- _WHAT IS NEEDED_: Restate the full listing word for word and leave the pictures out.

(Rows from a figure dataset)
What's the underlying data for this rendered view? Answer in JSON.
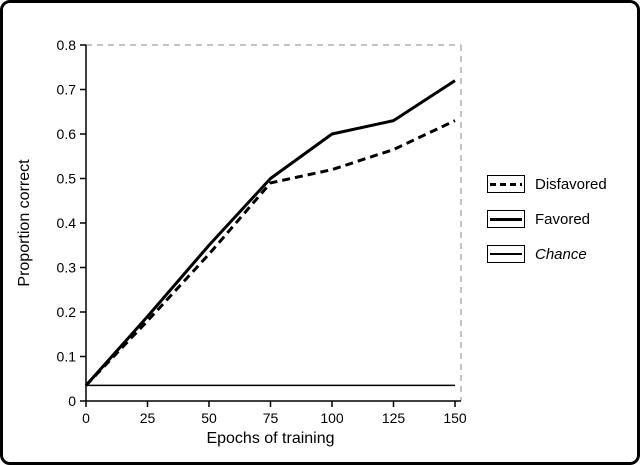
{
  "colors": {
    "line": "#000000",
    "frame_dashed": "#b0b0b0",
    "background": "#ffffff",
    "border": "#000000"
  },
  "chart_data": {
    "type": "line",
    "title": "",
    "xlabel": "Epochs of training",
    "ylabel": "Proportion correct",
    "xlim": [
      0,
      150
    ],
    "ylim": [
      0,
      0.8
    ],
    "xticks": [
      0,
      25,
      50,
      75,
      100,
      125,
      150
    ],
    "yticks": [
      0,
      0.1,
      0.2,
      0.3,
      0.4,
      0.5,
      0.6,
      0.7,
      0.8
    ],
    "grid": false,
    "legend_position": "right-center",
    "series": [
      {
        "name": "Disfavored",
        "style": "dashed-thick",
        "x": [
          0,
          25,
          50,
          75,
          100,
          125,
          150
        ],
        "y": [
          0.035,
          0.18,
          0.33,
          0.49,
          0.52,
          0.565,
          0.63
        ]
      },
      {
        "name": "Favored",
        "style": "solid-thick",
        "x": [
          0,
          25,
          50,
          75,
          100,
          125,
          150
        ],
        "y": [
          0.035,
          0.19,
          0.35,
          0.5,
          0.6,
          0.63,
          0.72
        ]
      },
      {
        "name": "Chance",
        "style": "solid-thin",
        "italic": true,
        "x": [
          0,
          150
        ],
        "y": [
          0.035,
          0.035
        ]
      }
    ]
  }
}
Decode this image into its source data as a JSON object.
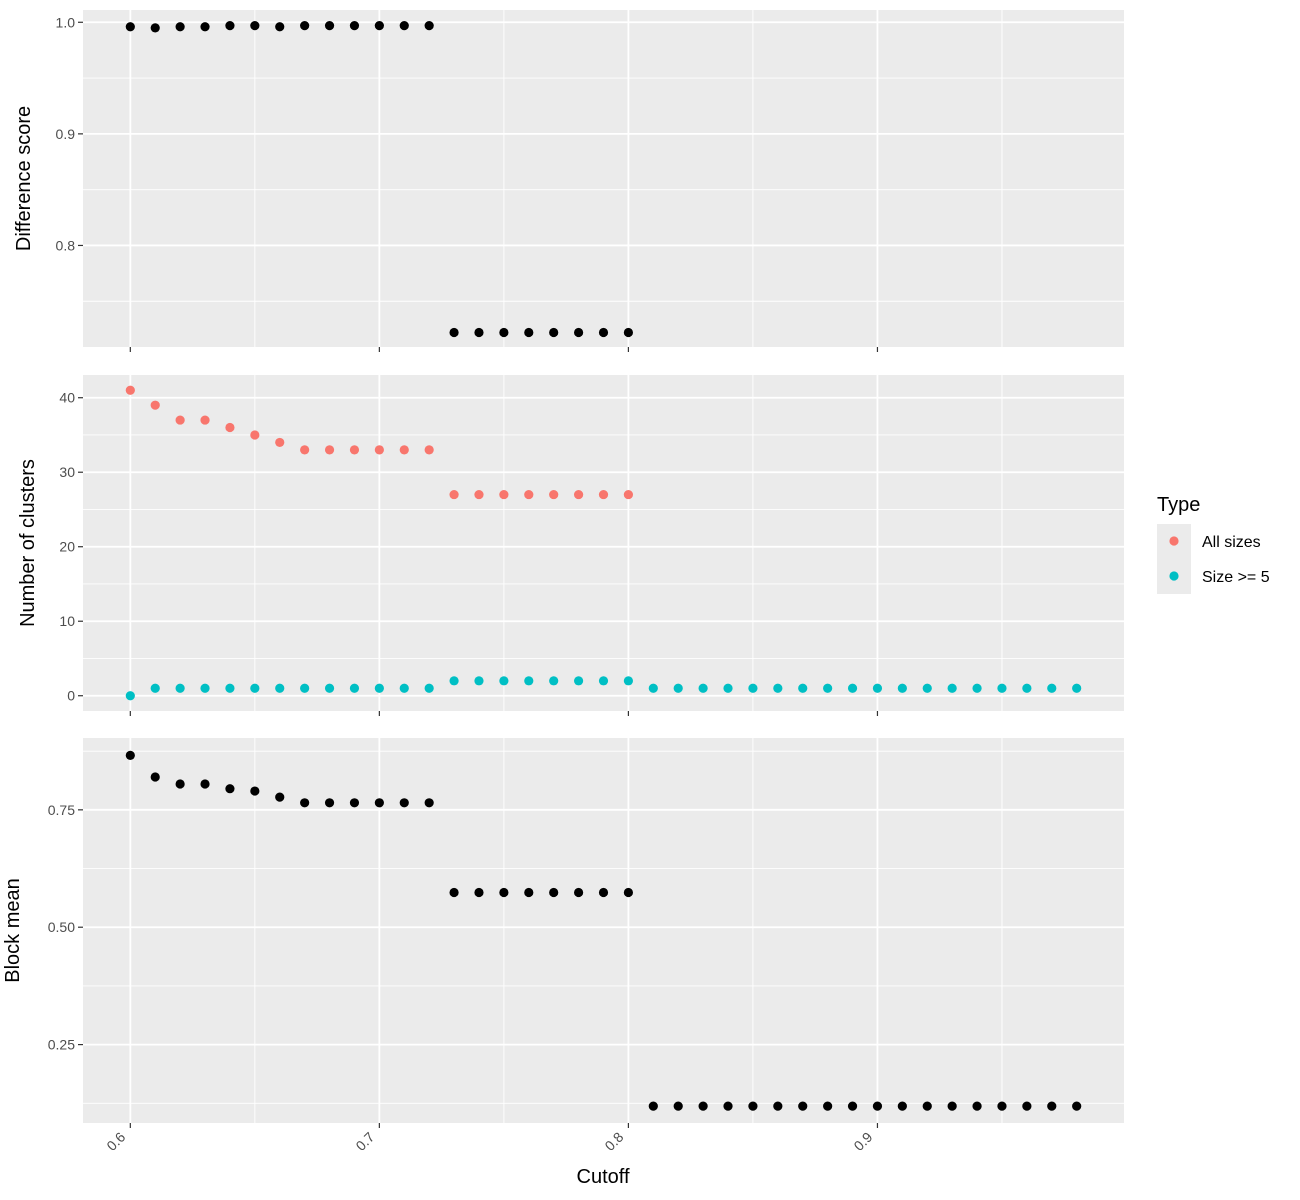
{
  "chart_data": {
    "type": "scatter",
    "facet_layout": "3 rows, shared x axis",
    "xlabel": "Cutoff",
    "x_ticks": [
      "0.6",
      "0.7",
      "0.8",
      "0.9"
    ],
    "x_tick_values": [
      0.6,
      0.7,
      0.8,
      0.9
    ],
    "xlim": [
      0.581,
      0.999
    ],
    "grid": true,
    "legend": {
      "title": "Type",
      "placement": "right",
      "entries": [
        {
          "label": "All sizes",
          "color": "#F8766D"
        },
        {
          "label": "Size >= 5",
          "color": "#00BFC4"
        }
      ]
    },
    "panels": [
      {
        "id": "difference",
        "ylabel": "Difference score",
        "ylim": [
          0.709,
          1.011
        ],
        "y_ticks": [
          "0.8",
          "0.9",
          "1.0"
        ],
        "y_tick_values": [
          0.8,
          0.9,
          1.0
        ],
        "show_x_labels": false,
        "series": [
          {
            "color": "#000000",
            "x": [
              0.6,
              0.61,
              0.62,
              0.63,
              0.64,
              0.65,
              0.66,
              0.67,
              0.68,
              0.69,
              0.7,
              0.71,
              0.72,
              0.73,
              0.74,
              0.75,
              0.76,
              0.77,
              0.78,
              0.79,
              0.8
            ],
            "y": [
              0.996,
              0.995,
              0.996,
              0.996,
              0.997,
              0.997,
              0.996,
              0.997,
              0.997,
              0.997,
              0.997,
              0.997,
              0.997,
              0.722,
              0.722,
              0.722,
              0.722,
              0.722,
              0.722,
              0.722,
              0.722
            ]
          }
        ]
      },
      {
        "id": "clusters",
        "ylabel": "Number of clusters",
        "ylim": [
          -2.05,
          43.05
        ],
        "y_ticks": [
          "0",
          "10",
          "20",
          "30",
          "40"
        ],
        "y_tick_values": [
          0,
          10,
          20,
          30,
          40
        ],
        "show_x_labels": false,
        "series": [
          {
            "name": "All sizes",
            "color": "#F8766D",
            "x": [
              0.6,
              0.61,
              0.62,
              0.63,
              0.64,
              0.65,
              0.66,
              0.67,
              0.68,
              0.69,
              0.7,
              0.71,
              0.72,
              0.73,
              0.74,
              0.75,
              0.76,
              0.77,
              0.78,
              0.79,
              0.8
            ],
            "y": [
              41,
              39,
              37,
              37,
              36,
              35,
              34,
              33,
              33,
              33,
              33,
              33,
              33,
              27,
              27,
              27,
              27,
              27,
              27,
              27,
              27
            ]
          },
          {
            "name": "Size >= 5",
            "color": "#00BFC4",
            "x": [
              0.6,
              0.61,
              0.62,
              0.63,
              0.64,
              0.65,
              0.66,
              0.67,
              0.68,
              0.69,
              0.7,
              0.71,
              0.72,
              0.73,
              0.74,
              0.75,
              0.76,
              0.77,
              0.78,
              0.79,
              0.8,
              0.81,
              0.82,
              0.83,
              0.84,
              0.85,
              0.86,
              0.87,
              0.88,
              0.89,
              0.9,
              0.91,
              0.92,
              0.93,
              0.94,
              0.95,
              0.96,
              0.97,
              0.98
            ],
            "y": [
              0,
              1,
              1,
              1,
              1,
              1,
              1,
              1,
              1,
              1,
              1,
              1,
              1,
              2,
              2,
              2,
              2,
              2,
              2,
              2,
              2,
              1,
              1,
              1,
              1,
              1,
              1,
              1,
              1,
              1,
              1,
              1,
              1,
              1,
              1,
              1,
              1,
              1,
              1
            ]
          }
        ]
      },
      {
        "id": "block",
        "ylabel": "Block mean",
        "ylim": [
          0.083,
          0.903
        ],
        "y_ticks": [
          "0.25",
          "0.50",
          "0.75"
        ],
        "y_tick_values": [
          0.25,
          0.5,
          0.75
        ],
        "show_x_labels": true,
        "series": [
          {
            "color": "#000000",
            "x": [
              0.6,
              0.61,
              0.62,
              0.63,
              0.64,
              0.65,
              0.66,
              0.67,
              0.68,
              0.69,
              0.7,
              0.71,
              0.72,
              0.73,
              0.74,
              0.75,
              0.76,
              0.77,
              0.78,
              0.79,
              0.8,
              0.81,
              0.82,
              0.83,
              0.84,
              0.85,
              0.86,
              0.87,
              0.88,
              0.89,
              0.9,
              0.91,
              0.92,
              0.93,
              0.94,
              0.95,
              0.96,
              0.97,
              0.98
            ],
            "y": [
              0.866,
              0.82,
              0.805,
              0.805,
              0.795,
              0.79,
              0.777,
              0.765,
              0.765,
              0.765,
              0.765,
              0.765,
              0.765,
              0.574,
              0.574,
              0.574,
              0.574,
              0.574,
              0.574,
              0.574,
              0.574,
              0.119,
              0.119,
              0.119,
              0.119,
              0.119,
              0.119,
              0.119,
              0.119,
              0.119,
              0.119,
              0.119,
              0.119,
              0.119,
              0.119,
              0.119,
              0.119,
              0.119,
              0.119
            ]
          }
        ]
      }
    ]
  }
}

- _PROBLEM SOLUTION_:
What's the underlying data for this rendered view? Answer in JSON.
{
  "colors": {
    "line": "#000000",
    "frame_dashed": "#b0b0b0",
    "background": "#ffffff",
    "border": "#000000"
  },
  "chart_data": {
    "type": "line",
    "title": "",
    "xlabel": "Epochs of training",
    "ylabel": "Proportion correct",
    "xlim": [
      0,
      150
    ],
    "ylim": [
      0,
      0.8
    ],
    "xticks": [
      0,
      25,
      50,
      75,
      100,
      125,
      150
    ],
    "yticks": [
      0,
      0.1,
      0.2,
      0.3,
      0.4,
      0.5,
      0.6,
      0.7,
      0.8
    ],
    "grid": false,
    "legend_position": "right-center",
    "series": [
      {
        "name": "Disfavored",
        "style": "dashed-thick",
        "x": [
          0,
          25,
          50,
          75,
          100,
          125,
          150
        ],
        "y": [
          0.035,
          0.18,
          0.33,
          0.49,
          0.52,
          0.565,
          0.63
        ]
      },
      {
        "name": "Favored",
        "style": "solid-thick",
        "x": [
          0,
          25,
          50,
          75,
          100,
          125,
          150
        ],
        "y": [
          0.035,
          0.19,
          0.35,
          0.5,
          0.6,
          0.63,
          0.72
        ]
      },
      {
        "name": "Chance",
        "style": "solid-thin",
        "italic": true,
        "x": [
          0,
          150
        ],
        "y": [
          0.035,
          0.035
        ]
      }
    ]
  }
}
Decode this image into its source data as a JSON object.
{
  "chart_data": {
    "type": "scatter",
    "facet_layout": "3 rows, shared x axis",
    "xlabel": "Cutoff",
    "x_ticks": [
      "0.6",
      "0.7",
      "0.8",
      "0.9"
    ],
    "x_tick_values": [
      0.6,
      0.7,
      0.8,
      0.9
    ],
    "xlim": [
      0.581,
      0.999
    ],
    "grid": true,
    "legend": {
      "title": "Type",
      "placement": "right",
      "entries": [
        {
          "label": "All sizes",
          "color": "#F8766D"
        },
        {
          "label": "Size >= 5",
          "color": "#00BFC4"
        }
      ]
    },
    "panels": [
      {
        "id": "difference",
        "ylabel": "Difference score",
        "ylim": [
          0.709,
          1.011
        ],
        "y_ticks": [
          "0.8",
          "0.9",
          "1.0"
        ],
        "y_tick_values": [
          0.8,
          0.9,
          1.0
        ],
        "show_x_labels": false,
        "series": [
          {
            "color": "#000000",
            "x": [
              0.6,
              0.61,
              0.62,
              0.63,
              0.64,
              0.65,
              0.66,
              0.67,
              0.68,
              0.69,
              0.7,
              0.71,
              0.72,
              0.73,
              0.74,
              0.75,
              0.76,
              0.77,
              0.78,
              0.79,
              0.8
            ],
            "y": [
              0.996,
              0.995,
              0.996,
              0.996,
              0.997,
              0.997,
              0.996,
              0.997,
              0.997,
              0.997,
              0.997,
              0.997,
              0.997,
              0.722,
              0.722,
              0.722,
              0.722,
              0.722,
              0.722,
              0.722,
              0.722
            ]
          }
        ]
      },
      {
        "id": "clusters",
        "ylabel": "Number of clusters",
        "ylim": [
          -2.05,
          43.05
        ],
        "y_ticks": [
          "0",
          "10",
          "20",
          "30",
          "40"
        ],
        "y_tick_values": [
          0,
          10,
          20,
          30,
          40
        ],
        "show_x_labels": false,
        "series": [
          {
            "name": "All sizes",
            "color": "#F8766D",
            "x": [
              0.6,
              0.61,
              0.62,
              0.63,
              0.64,
              0.65,
              0.66,
              0.67,
              0.68,
              0.69,
              0.7,
              0.71,
              0.72,
              0.73,
              0.74,
              0.75,
              0.76,
              0.77,
              0.78,
              0.79,
              0.8
            ],
            "y": [
              41,
              39,
              37,
              37,
              36,
              35,
              34,
              33,
              33,
              33,
              33,
              33,
              33,
              27,
              27,
              27,
              27,
              27,
              27,
              27,
              27
            ]
          },
          {
            "name": "Size >= 5",
            "color": "#00BFC4",
            "x": [
              0.6,
              0.61,
              0.62,
              0.63,
              0.64,
              0.65,
              0.66,
              0.67,
              0.68,
              0.69,
              0.7,
              0.71,
              0.72,
              0.73,
              0.74,
              0.75,
              0.76,
              0.77,
              0.78,
              0.79,
              0.8,
              0.81,
              0.82,
              0.83,
              0.84,
              0.85,
              0.86,
              0.87,
              0.88,
              0.89,
              0.9,
              0.91,
              0.92,
              0.93,
              0.94,
              0.95,
              0.96,
              0.97,
              0.98
            ],
            "y": [
              0,
              1,
              1,
              1,
              1,
              1,
              1,
              1,
              1,
              1,
              1,
              1,
              1,
              2,
              2,
              2,
              2,
              2,
              2,
              2,
              2,
              1,
              1,
              1,
              1,
              1,
              1,
              1,
              1,
              1,
              1,
              1,
              1,
              1,
              1,
              1,
              1,
              1,
              1
            ]
          }
        ]
      },
      {
        "id": "block",
        "ylabel": "Block mean",
        "ylim": [
          0.083,
          0.903
        ],
        "y_ticks": [
          "0.25",
          "0.50",
          "0.75"
        ],
        "y_tick_values": [
          0.25,
          0.5,
          0.75
        ],
        "show_x_labels": true,
        "series": [
          {
            "color": "#000000",
            "x": [
              0.6,
              0.61,
              0.62,
              0.63,
              0.64,
              0.65,
              0.66,
              0.67,
              0.68,
              0.69,
              0.7,
              0.71,
              0.72,
              0.73,
              0.74,
              0.75,
              0.76,
              0.77,
              0.78,
              0.79,
              0.8,
              0.81,
              0.82,
              0.83,
              0.84,
              0.85,
              0.86,
              0.87,
              0.88,
              0.89,
              0.9,
              0.91,
              0.92,
              0.93,
              0.94,
              0.95,
              0.96,
              0.97,
              0.98
            ],
            "y": [
              0.866,
              0.82,
              0.805,
              0.805,
              0.795,
              0.79,
              0.777,
              0.765,
              0.765,
              0.765,
              0.765,
              0.765,
              0.765,
              0.574,
              0.574,
              0.574,
              0.574,
              0.574,
              0.574,
              0.574,
              0.574,
              0.119,
              0.119,
              0.119,
              0.119,
              0.119,
              0.119,
              0.119,
              0.119,
              0.119,
              0.119,
              0.119,
              0.119,
              0.119,
              0.119,
              0.119,
              0.119,
              0.119,
              0.119
            ]
          }
        ]
      }
    ]
  }
}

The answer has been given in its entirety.